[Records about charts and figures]
···
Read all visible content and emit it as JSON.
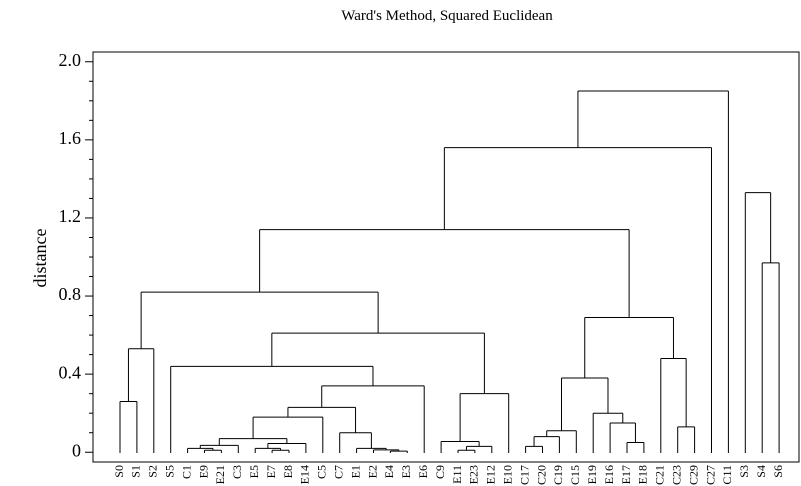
{
  "chart_data": {
    "type": "dendrogram",
    "title": "Ward's Method, Squared Euclidean",
    "ylabel": "distance",
    "ylim": [
      -0.05,
      2.05
    ],
    "yticks": [
      0,
      0.4,
      0.8,
      1.2,
      1.6,
      {
        "value": 2,
        "label": "2.0"
      }
    ],
    "minor_yticks": [
      0.1,
      0.2,
      0.3,
      0.5,
      0.6,
      0.7,
      0.9,
      1.0,
      1.1,
      1.3,
      1.4,
      1.5,
      1.7,
      1.8,
      1.9
    ],
    "color": "#000000",
    "roots": [
      {
        "height": 1.85,
        "children": [
          {
            "height": 1.56,
            "children": [
              {
                "height": 1.14,
                "children": [
                  {
                    "height": 0.82,
                    "children": [
                      {
                        "height": 0.53,
                        "children": [
                          {
                            "height": 0.26,
                            "children": [
                              "S0",
                              "S1"
                            ]
                          },
                          "S2"
                        ]
                      },
                      {
                        "height": 0.61,
                        "children": [
                          {
                            "height": 0.44,
                            "children": [
                              "S5",
                              {
                                "height": 0.34,
                                "children": [
                                  {
                                    "height": 0.23,
                                    "children": [
                                      {
                                        "height": 0.18,
                                        "children": [
                                          {
                                            "height": 0.07,
                                            "children": [
                                              {
                                                "height": 0.035,
                                                "children": [
                                                  {
                                                    "height": 0.02,
                                                    "children": [
                                                      "C1",
                                                      {
                                                        "height": 0.01,
                                                        "children": [
                                                          "E9",
                                                          "E21"
                                                        ]
                                                      }
                                                    ]
                                                  },
                                                  "C3"
                                                ]
                                              },
                                              {
                                                "height": 0.045,
                                                "children": [
                                                  {
                                                    "height": 0.02,
                                                    "children": [
                                                      "E5",
                                                      {
                                                        "height": 0.01,
                                                        "children": [
                                                          "E7",
                                                          "E8"
                                                        ]
                                                      }
                                                    ]
                                                  },
                                                  "E14"
                                                ]
                                              }
                                            ]
                                          },
                                          "C5"
                                        ]
                                      },
                                      {
                                        "height": 0.1,
                                        "children": [
                                          "C7",
                                          {
                                            "height": 0.02,
                                            "children": [
                                              "E1",
                                              {
                                                "height": 0.012,
                                                "children": [
                                                  "E2",
                                                  {
                                                    "height": 0.006,
                                                    "children": [
                                                      "E4",
                                                      "E3"
                                                    ]
                                                  }
                                                ]
                                              }
                                            ]
                                          }
                                        ]
                                      }
                                    ]
                                  },
                                  "E6"
                                ]
                              }
                            ]
                          },
                          {
                            "height": 0.3,
                            "children": [
                              {
                                "height": 0.055,
                                "children": [
                                  "C9",
                                  {
                                    "height": 0.03,
                                    "children": [
                                      {
                                        "height": 0.01,
                                        "children": [
                                          "E11",
                                          "E23"
                                        ]
                                      },
                                      "E12"
                                    ]
                                  }
                                ]
                              },
                              "E10"
                            ]
                          }
                        ]
                      }
                    ]
                  },
                  {
                    "height": 0.69,
                    "children": [
                      {
                        "height": 0.38,
                        "children": [
                          {
                            "height": 0.11,
                            "children": [
                              {
                                "height": 0.08,
                                "children": [
                                  {
                                    "height": 0.03,
                                    "children": [
                                      "C17",
                                      "C20"
                                    ]
                                  },
                                  "C19"
                                ]
                              },
                              "C15"
                            ]
                          },
                          {
                            "height": 0.2,
                            "children": [
                              "E19",
                              {
                                "height": 0.15,
                                "children": [
                                  "E16",
                                  {
                                    "height": 0.05,
                                    "children": [
                                      "E17",
                                      "E18"
                                    ]
                                  }
                                ]
                              }
                            ]
                          }
                        ]
                      },
                      {
                        "height": 0.48,
                        "children": [
                          "C21",
                          {
                            "height": 0.13,
                            "children": [
                              "C23",
                              "C29"
                            ]
                          }
                        ]
                      }
                    ]
                  }
                ]
              },
              "C27"
            ]
          },
          "C11"
        ]
      },
      {
        "height": 1.33,
        "children": [
          "S3",
          {
            "height": 0.97,
            "children": [
              "S4",
              "S6"
            ]
          }
        ]
      }
    ]
  }
}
···
Stated problem: Transcribe all of the records above character for character. Exclude the pictures.

Exercise response:
Read all visible content and emit it as JSON.
{
  "chart_data": {
    "type": "dendrogram",
    "title": "Ward's Method, Squared Euclidean",
    "ylabel": "distance",
    "ylim": [
      -0.05,
      2.05
    ],
    "yticks": [
      0,
      0.4,
      0.8,
      1.2,
      1.6,
      {
        "value": 2,
        "label": "2.0"
      }
    ],
    "minor_yticks": [
      0.1,
      0.2,
      0.3,
      0.5,
      0.6,
      0.7,
      0.9,
      1.0,
      1.1,
      1.3,
      1.4,
      1.5,
      1.7,
      1.8,
      1.9
    ],
    "color": "#000000",
    "roots": [
      {
        "height": 1.85,
        "children": [
          {
            "height": 1.56,
            "children": [
              {
                "height": 1.14,
                "children": [
                  {
                    "height": 0.82,
                    "children": [
                      {
                        "height": 0.53,
                        "children": [
                          {
                            "height": 0.26,
                            "children": [
                              "S0",
                              "S1"
                            ]
                          },
                          "S2"
                        ]
                      },
                      {
                        "height": 0.61,
                        "children": [
                          {
                            "height": 0.44,
                            "children": [
                              "S5",
                              {
                                "height": 0.34,
                                "children": [
                                  {
                                    "height": 0.23,
                                    "children": [
                                      {
                                        "height": 0.18,
                                        "children": [
                                          {
                                            "height": 0.07,
                                            "children": [
                                              {
                                                "height": 0.035,
                                                "children": [
                                                  {
                                                    "height": 0.02,
                                                    "children": [
                                                      "C1",
                                                      {
                                                        "height": 0.01,
                                                        "children": [
                                                          "E9",
                                                          "E21"
                                                        ]
                                                      }
                                                    ]
                                                  },
                                                  "C3"
                                                ]
                                              },
                                              {
                                                "height": 0.045,
                                                "children": [
                                                  {
                                                    "height": 0.02,
                                                    "children": [
                                                      "E5",
                                                      {
                                                        "height": 0.01,
                                                        "children": [
                                                          "E7",
                                                          "E8"
                                                        ]
                                                      }
                                                    ]
                                                  },
                                                  "E14"
                                                ]
                                              }
                                            ]
                                          },
                                          "C5"
                                        ]
                                      },
                                      {
                                        "height": 0.1,
                                        "children": [
                                          "C7",
                                          {
                                            "height": 0.02,
                                            "children": [
                                              "E1",
                                              {
                                                "height": 0.012,
                                                "children": [
                                                  "E2",
                                                  {
                                                    "height": 0.006,
                                                    "children": [
                                                      "E4",
                                                      "E3"
                                                    ]
                                                  }
                                                ]
                                              }
                                            ]
                                          }
                                        ]
                                      }
                                    ]
                                  },
                                  "E6"
                                ]
                              }
                            ]
                          },
                          {
                            "height": 0.3,
                            "children": [
                              {
                                "height": 0.055,
                                "children": [
                                  "C9",
                                  {
                                    "height": 0.03,
                                    "children": [
                                      {
                                        "height": 0.01,
                                        "children": [
                                          "E11",
                                          "E23"
                                        ]
                                      },
                                      "E12"
                                    ]
                                  }
                                ]
                              },
                              "E10"
                            ]
                          }
                        ]
                      }
                    ]
                  },
                  {
                    "height": 0.69,
                    "children": [
                      {
                        "height": 0.38,
                        "children": [
                          {
                            "height": 0.11,
                            "children": [
                              {
                                "height": 0.08,
                                "children": [
                                  {
                                    "height": 0.03,
                                    "children": [
                                      "C17",
                                      "C20"
                                    ]
                                  },
                                  "C19"
                                ]
                              },
                              "C15"
                            ]
                          },
                          {
                            "height": 0.2,
                            "children": [
                              "E19",
                              {
                                "height": 0.15,
                                "children": [
                                  "E16",
                                  {
                                    "height": 0.05,
                                    "children": [
                                      "E17",
                                      "E18"
                                    ]
                                  }
                                ]
                              }
                            ]
                          }
                        ]
                      },
                      {
                        "height": 0.48,
                        "children": [
                          "C21",
                          {
                            "height": 0.13,
                            "children": [
                              "C23",
                              "C29"
                            ]
                          }
                        ]
                      }
                    ]
                  }
                ]
              },
              "C27"
            ]
          },
          "C11"
        ]
      },
      {
        "height": 1.33,
        "children": [
          "S3",
          {
            "height": 0.97,
            "children": [
              "S4",
              "S6"
            ]
          }
        ]
      }
    ]
  }
}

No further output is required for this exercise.